* [Exercise aim]:
Count every line that holds the string "Output", then give that number alone.

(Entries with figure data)
* Begin *

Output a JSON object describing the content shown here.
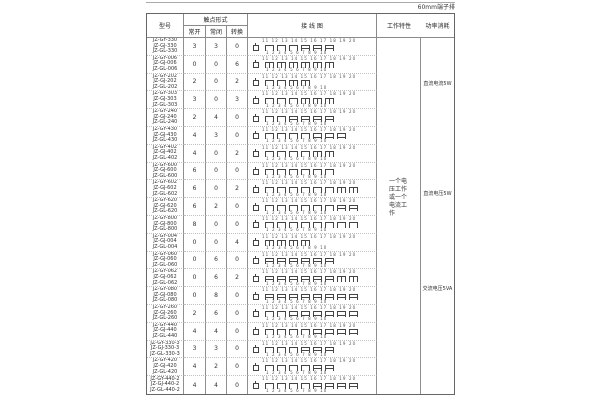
{
  "top_label": "60mm端子排",
  "header": {
    "model": "型号",
    "contact_form": "触点形式",
    "no": "常开",
    "nc": "常闭",
    "co": "转换",
    "wiring": "接 线 图",
    "characteristics": "工作特性",
    "power": "功率消耗"
  },
  "characteristics_text": "一个电压工作或一个电流工作",
  "power_labels": [
    "直流电流5W",
    "直流电压5W",
    "交流电压5VA"
  ],
  "diagram": {
    "top_terminals": "11 12 13 14 15 16 17 18 19 20",
    "bottom_terminals": "1 2 3 4 5 6 7 8 9 10"
  },
  "rows": [
    {
      "models": [
        "JZ-GY-330",
        "JZ-GJ-330",
        "JZ-GL-330"
      ],
      "no": "3",
      "nc": "3",
      "co": "0"
    },
    {
      "models": [
        "JZ-GY-006",
        "JZ-GJ-006",
        "JZ-GL-006"
      ],
      "no": "0",
      "nc": "0",
      "co": "6"
    },
    {
      "models": [
        "JZ-GY-202",
        "JZ-GJ-202",
        "JZ-GL-202"
      ],
      "no": "2",
      "nc": "0",
      "co": "2"
    },
    {
      "models": [
        "JZ-GY-303",
        "JZ-GJ-303",
        "JZ-GL-303"
      ],
      "no": "3",
      "nc": "0",
      "co": "3"
    },
    {
      "models": [
        "JZ-GY-240",
        "JZ-GJ-240",
        "JZ-GL-240"
      ],
      "no": "2",
      "nc": "4",
      "co": "0"
    },
    {
      "models": [
        "JZ-GY-430",
        "JZ-GJ-430",
        "JZ-GL-430"
      ],
      "no": "4",
      "nc": "3",
      "co": "0"
    },
    {
      "models": [
        "JZ-GY-402",
        "JZ-GJ-402",
        "JZ-GL-402"
      ],
      "no": "4",
      "nc": "0",
      "co": "2"
    },
    {
      "models": [
        "JZ-GY-600",
        "JZ-GJ-600",
        "JZ-GL-600"
      ],
      "no": "6",
      "nc": "0",
      "co": "0"
    },
    {
      "models": [
        "JZ-GY-602",
        "JZ-GJ-602",
        "JZ-GL-602"
      ],
      "no": "6",
      "nc": "0",
      "co": "2"
    },
    {
      "models": [
        "JZ-GY-620",
        "JZ-GJ-620",
        "JZ-GL-620"
      ],
      "no": "6",
      "nc": "2",
      "co": "0"
    },
    {
      "models": [
        "JZ-GY-800",
        "JZ-GJ-800",
        "JZ-GL-800"
      ],
      "no": "8",
      "nc": "0",
      "co": "0"
    },
    {
      "models": [
        "JZ-GY-004",
        "JZ-GJ-004",
        "JZ-GL-004"
      ],
      "no": "0",
      "nc": "0",
      "co": "4"
    },
    {
      "models": [
        "JZ-GY-060",
        "JZ-GJ-060",
        "JZ-GL-060"
      ],
      "no": "0",
      "nc": "6",
      "co": "0"
    },
    {
      "models": [
        "JZ-GY-062",
        "JZ-GJ-062",
        "JZ-GL-062"
      ],
      "no": "0",
      "nc": "6",
      "co": "2"
    },
    {
      "models": [
        "JZ-GY-080",
        "JZ-GJ-080",
        "JZ-GL-080"
      ],
      "no": "0",
      "nc": "8",
      "co": "0"
    },
    {
      "models": [
        "JZ-GY-260",
        "JZ-GJ-260",
        "JZ-GL-260"
      ],
      "no": "2",
      "nc": "6",
      "co": "0"
    },
    {
      "models": [
        "JZ-GY-440",
        "JZ-GJ-440",
        "JZ-GL-440"
      ],
      "no": "4",
      "nc": "4",
      "co": "0"
    },
    {
      "models": [
        "JZ-GY-330-3",
        "JZ-GJ-330-3",
        "JZ-GL-330-3"
      ],
      "no": "3",
      "nc": "3",
      "co": "0"
    },
    {
      "models": [
        "JZ-GY-420",
        "JZ-GJ-420",
        "JZ-GL-420"
      ],
      "no": "4",
      "nc": "2",
      "co": "0"
    },
    {
      "models": [
        "JZ-GY-440-2",
        "JZ-GJ-440-2",
        "JZ-GL-440-2"
      ],
      "no": "4",
      "nc": "4",
      "co": "0"
    }
  ]
}
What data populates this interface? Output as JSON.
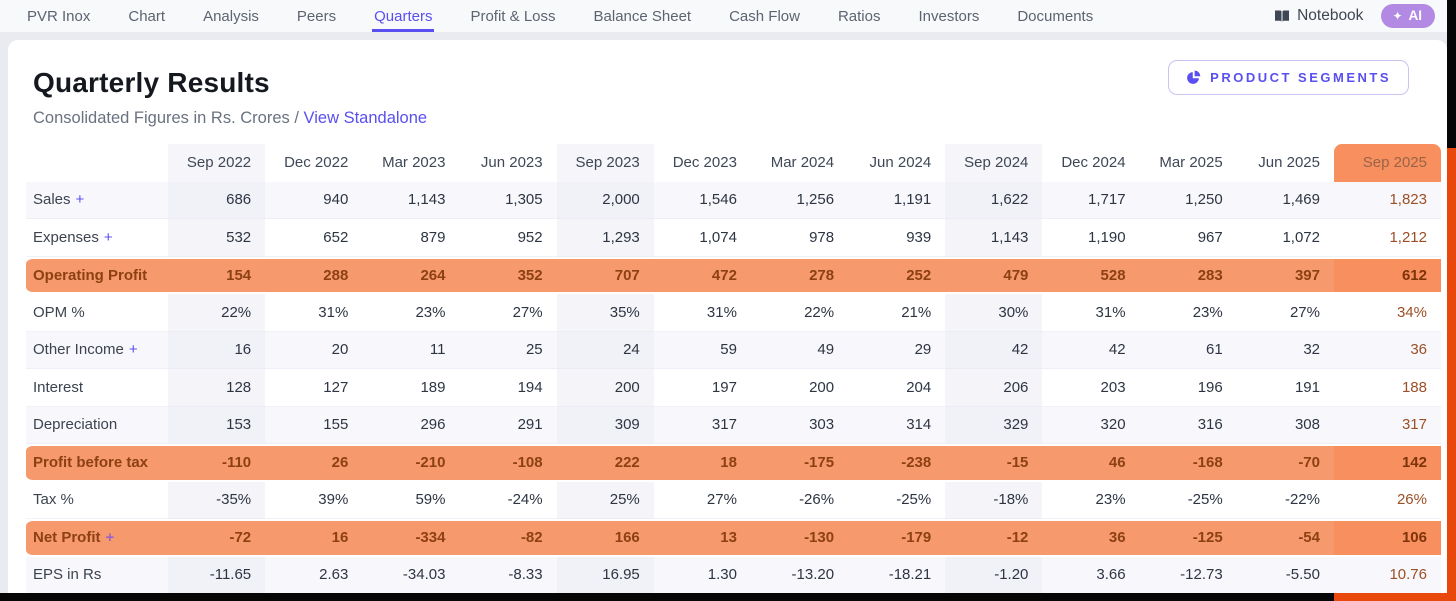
{
  "nav": {
    "items": [
      "PVR Inox",
      "Chart",
      "Analysis",
      "Peers",
      "Quarters",
      "Profit & Loss",
      "Balance Sheet",
      "Cash Flow",
      "Ratios",
      "Investors",
      "Documents"
    ],
    "active": "Quarters",
    "notebook_label": "Notebook",
    "ai_label": "AI",
    "ai_icon": "✦"
  },
  "header": {
    "title": "Quarterly Results",
    "subtitle_prefix": "Consolidated Figures in Rs. Crores /",
    "standalone_link": "View Standalone",
    "segments_button": "PRODUCT SEGMENTS"
  },
  "table": {
    "expand_symbol": "+",
    "columns": [
      "Sep 2022",
      "Dec 2022",
      "Mar 2023",
      "Jun 2023",
      "Sep 2023",
      "Dec 2023",
      "Mar 2024",
      "Jun 2024",
      "Sep 2024",
      "Dec 2024",
      "Mar 2025",
      "Jun 2025",
      "Sep 2025"
    ],
    "sep_column_indexes": [
      0,
      4,
      8
    ],
    "highlight_column_index": 12,
    "rows": [
      {
        "label": "Sales",
        "expandable": true,
        "type": "striped",
        "values": [
          "686",
          "940",
          "1,143",
          "1,305",
          "2,000",
          "1,546",
          "1,256",
          "1,191",
          "1,622",
          "1,717",
          "1,250",
          "1,469",
          "1,823"
        ]
      },
      {
        "label": "Expenses",
        "expandable": true,
        "type": "plain",
        "values": [
          "532",
          "652",
          "879",
          "952",
          "1,293",
          "1,074",
          "978",
          "939",
          "1,143",
          "1,190",
          "967",
          "1,072",
          "1,212"
        ]
      },
      {
        "label": "Operating Profit",
        "expandable": false,
        "type": "highlight",
        "values": [
          "154",
          "288",
          "264",
          "352",
          "707",
          "472",
          "278",
          "252",
          "479",
          "528",
          "283",
          "397",
          "612"
        ]
      },
      {
        "label": "OPM %",
        "expandable": false,
        "type": "plain",
        "values": [
          "22%",
          "31%",
          "23%",
          "27%",
          "35%",
          "31%",
          "22%",
          "21%",
          "30%",
          "31%",
          "23%",
          "27%",
          "34%"
        ]
      },
      {
        "label": "Other Income",
        "expandable": true,
        "type": "striped",
        "values": [
          "16",
          "20",
          "11",
          "25",
          "24",
          "59",
          "49",
          "29",
          "42",
          "42",
          "61",
          "32",
          "36"
        ]
      },
      {
        "label": "Interest",
        "expandable": false,
        "type": "plain",
        "values": [
          "128",
          "127",
          "189",
          "194",
          "200",
          "197",
          "200",
          "204",
          "206",
          "203",
          "196",
          "191",
          "188"
        ]
      },
      {
        "label": "Depreciation",
        "expandable": false,
        "type": "striped",
        "values": [
          "153",
          "155",
          "296",
          "291",
          "309",
          "317",
          "303",
          "314",
          "329",
          "320",
          "316",
          "308",
          "317"
        ]
      },
      {
        "label": "Profit before tax",
        "expandable": false,
        "type": "highlight",
        "values": [
          "-110",
          "26",
          "-210",
          "-108",
          "222",
          "18",
          "-175",
          "-238",
          "-15",
          "46",
          "-168",
          "-70",
          "142"
        ]
      },
      {
        "label": "Tax %",
        "expandable": false,
        "type": "plain",
        "values": [
          "-35%",
          "39%",
          "59%",
          "-24%",
          "25%",
          "27%",
          "-26%",
          "-25%",
          "-18%",
          "23%",
          "-25%",
          "-22%",
          "26%"
        ]
      },
      {
        "label": "Net Profit",
        "expandable": true,
        "type": "highlight",
        "values": [
          "-72",
          "16",
          "-334",
          "-82",
          "166",
          "13",
          "-130",
          "-179",
          "-12",
          "36",
          "-125",
          "-54",
          "106"
        ]
      },
      {
        "label": "EPS in Rs",
        "expandable": false,
        "type": "striped",
        "values": [
          "-11.65",
          "2.63",
          "-34.03",
          "-8.33",
          "16.95",
          "1.30",
          "-13.20",
          "-18.21",
          "-1.20",
          "3.66",
          "-12.73",
          "-5.50",
          "10.76"
        ]
      }
    ]
  },
  "colors": {
    "accent": "#5a4ff0",
    "ai_pill": "#b28ae4",
    "highlight_row_orange": "#f69a6e",
    "highlight_column_orange": "#f78f5e",
    "scrollbar_orange": "#e8480b",
    "scrollbar_black": "#060606"
  }
}
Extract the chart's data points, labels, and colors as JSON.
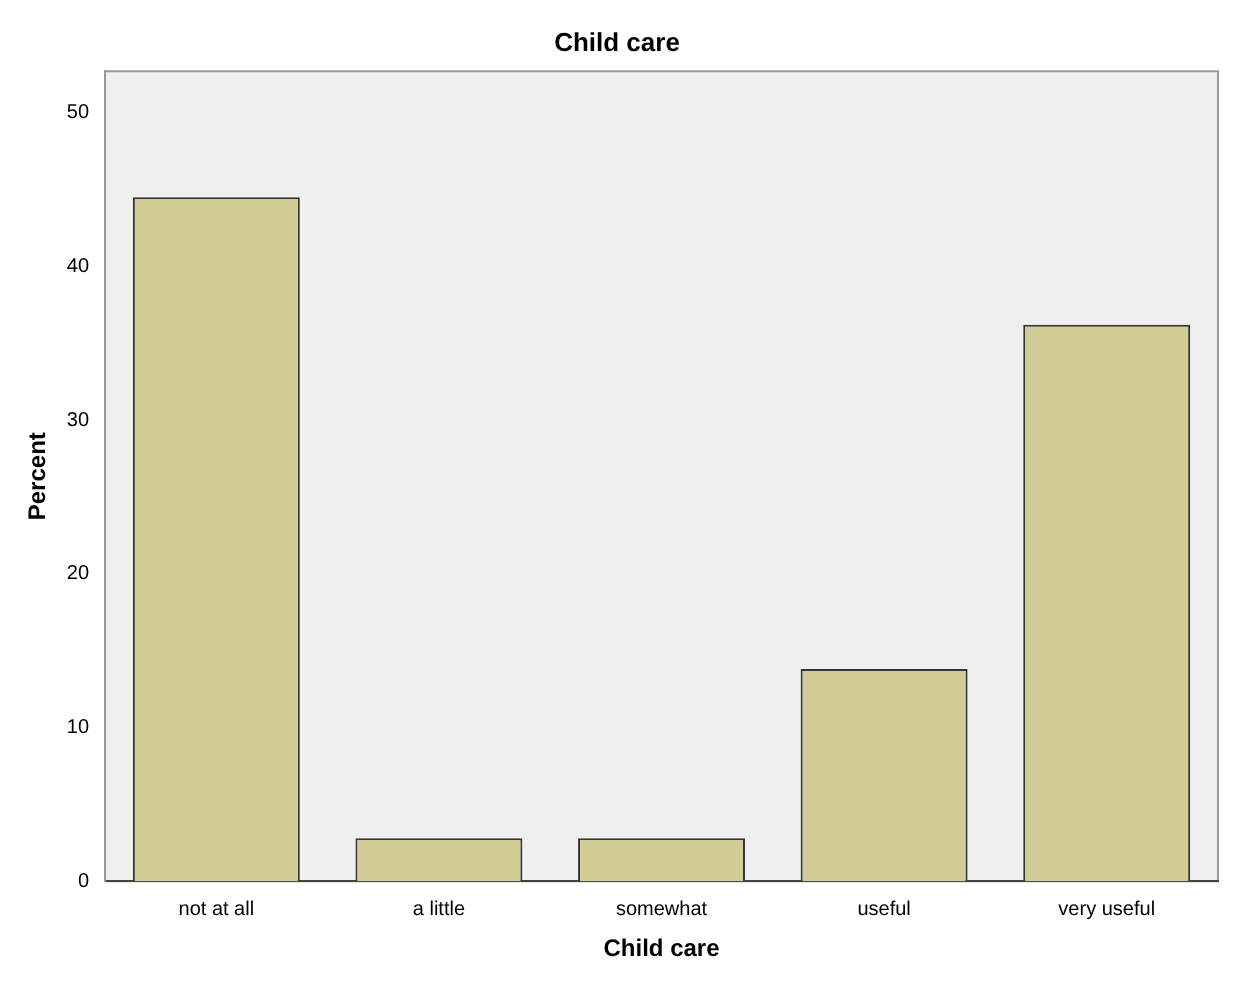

* End *

* [Worked answer]:
2